What you are asked to do: Transcribe the material exactly. Images do not belong in the copy.

Provided entries:
[START]

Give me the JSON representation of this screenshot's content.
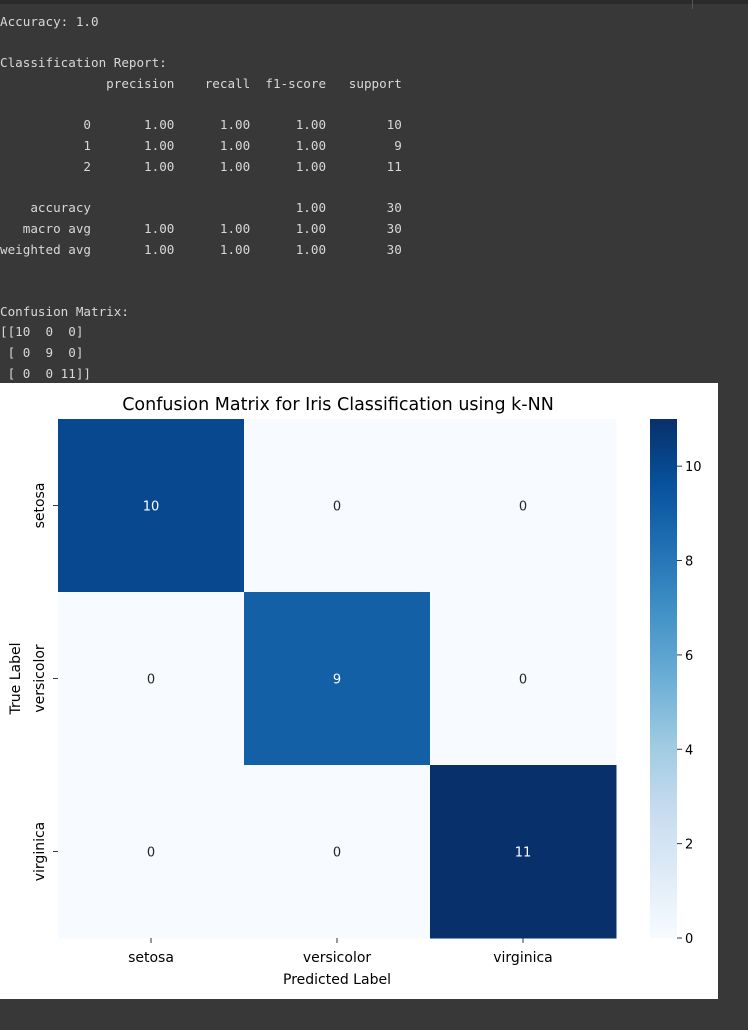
{
  "console": {
    "lines": [
      "Accuracy: 1.0",
      "",
      "Classification Report:",
      "              precision    recall  f1-score   support",
      "",
      "           0       1.00      1.00      1.00        10",
      "           1       1.00      1.00      1.00         9",
      "           2       1.00      1.00      1.00        11",
      "",
      "    accuracy                           1.00        30",
      "   macro avg       1.00      1.00      1.00        30",
      "weighted avg       1.00      1.00      1.00        30",
      "",
      "",
      "Confusion Matrix:",
      "[[10  0  0]",
      " [ 0  9  0]",
      " [ 0  0 11]]"
    ]
  },
  "chart_data": {
    "type": "heatmap",
    "title": "Confusion Matrix for Iris Classification using k-NN",
    "xlabel": "Predicted Label",
    "ylabel": "True Label",
    "x_categories": [
      "setosa",
      "versicolor",
      "virginica"
    ],
    "y_categories": [
      "setosa",
      "versicolor",
      "virginica"
    ],
    "values": [
      [
        10,
        0,
        0
      ],
      [
        0,
        9,
        0
      ],
      [
        0,
        0,
        11
      ]
    ],
    "annotations": true,
    "colormap": "Blues",
    "vmin": 0,
    "vmax": 11,
    "colorbar_ticks": [
      0,
      2,
      4,
      6,
      8,
      10
    ],
    "colors": {
      "min": "#f7fbff",
      "max": "#08306b",
      "text_light": "#ffffff",
      "text_dark": "#262626"
    }
  }
}
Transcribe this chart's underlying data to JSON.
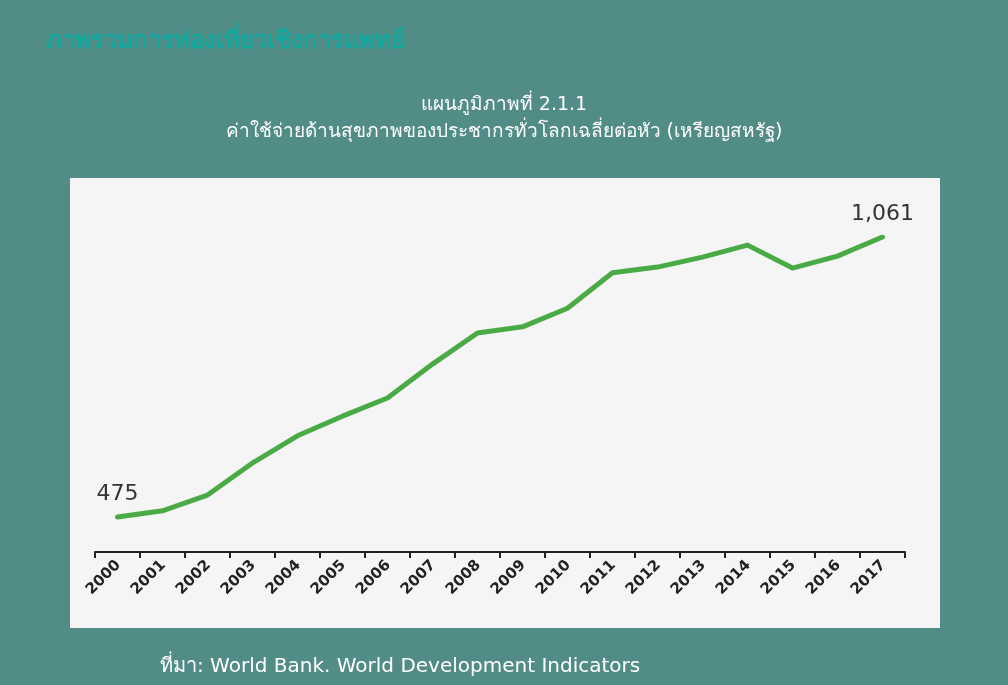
{
  "chart_data": {
    "type": "line",
    "title": "แผนภูมิภาพที่ 2.1.1",
    "subtitle": "ค่าใช้จ่ายด้านสุขภาพของประชากรทั่วโลกเฉลี่ยต่อหัว (เหรียญสหรัฐ)",
    "annotations": [
      "ภาพรวมการท่องเที่ยวเชิงการแพทย์",
      "ที่มา: World Bank. World Development Indicators"
    ],
    "categories": [
      "2000",
      "2001",
      "2002",
      "2003",
      "2004",
      "2005",
      "2006",
      "2007",
      "2008",
      "2009",
      "2010",
      "2011",
      "2012",
      "2013",
      "2014",
      "2015",
      "2016",
      "2017"
    ],
    "tick_labels": "x",
    "color": "#4aab46",
    "marker": "none",
    "line_style": "solid",
    "grid": false,
    "values": [
      475,
      488,
      521,
      588,
      645,
      686,
      724,
      795,
      860,
      873,
      912,
      986,
      998,
      1019,
      1044,
      996,
      1021,
      1061
    ],
    "value_labels": [
      "475",
      null,
      null,
      null,
      null,
      null,
      null,
      null,
      null,
      null,
      null,
      null,
      null,
      null,
      null,
      null,
      null,
      "1,061"
    ]
  }
}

[END]

Result:
Give me the JSON representation of this screenshot's content.
{
  "console": {
    "lines": [
      "Accuracy: 1.0",
      "",
      "Classification Report:",
      "              precision    recall  f1-score   support",
      "",
      "           0       1.00      1.00      1.00        10",
      "           1       1.00      1.00      1.00         9",
      "           2       1.00      1.00      1.00        11",
      "",
      "    accuracy                           1.00        30",
      "   macro avg       1.00      1.00      1.00        30",
      "weighted avg       1.00      1.00      1.00        30",
      "",
      "",
      "Confusion Matrix:",
      "[[10  0  0]",
      " [ 0  9  0]",
      " [ 0  0 11]]"
    ]
  },
  "chart_data": {
    "type": "heatmap",
    "title": "Confusion Matrix for Iris Classification using k-NN",
    "xlabel": "Predicted Label",
    "ylabel": "True Label",
    "x_categories": [
      "setosa",
      "versicolor",
      "virginica"
    ],
    "y_categories": [
      "setosa",
      "versicolor",
      "virginica"
    ],
    "values": [
      [
        10,
        0,
        0
      ],
      [
        0,
        9,
        0
      ],
      [
        0,
        0,
        11
      ]
    ],
    "annotations": true,
    "colormap": "Blues",
    "vmin": 0,
    "vmax": 11,
    "colorbar_ticks": [
      0,
      2,
      4,
      6,
      8,
      10
    ],
    "colors": {
      "min": "#f7fbff",
      "max": "#08306b",
      "text_light": "#ffffff",
      "text_dark": "#262626"
    }
  }
}
Transcribe this chart's underlying data to JSON.
{
  "chart_data": {
    "type": "line",
    "title": "แผนภูมิภาพที่ 2.1.1",
    "subtitle": "ค่าใช้จ่ายด้านสุขภาพของประชากรทั่วโลกเฉลี่ยต่อหัว (เหรียญสหรัฐ)",
    "annotations": [
      "ภาพรวมการท่องเที่ยวเชิงการแพทย์",
      "ที่มา: World Bank. World Development Indicators"
    ],
    "categories": [
      "2000",
      "2001",
      "2002",
      "2003",
      "2004",
      "2005",
      "2006",
      "2007",
      "2008",
      "2009",
      "2010",
      "2011",
      "2012",
      "2013",
      "2014",
      "2015",
      "2016",
      "2017"
    ],
    "tick_labels": "x",
    "color": "#4aab46",
    "marker": "none",
    "line_style": "solid",
    "grid": false,
    "values": [
      475,
      488,
      521,
      588,
      645,
      686,
      724,
      795,
      860,
      873,
      912,
      986,
      998,
      1019,
      1044,
      996,
      1021,
      1061
    ],
    "value_labels": [
      "475",
      null,
      null,
      null,
      null,
      null,
      null,
      null,
      null,
      null,
      null,
      null,
      null,
      null,
      null,
      null,
      null,
      "1,061"
    ]
  }
}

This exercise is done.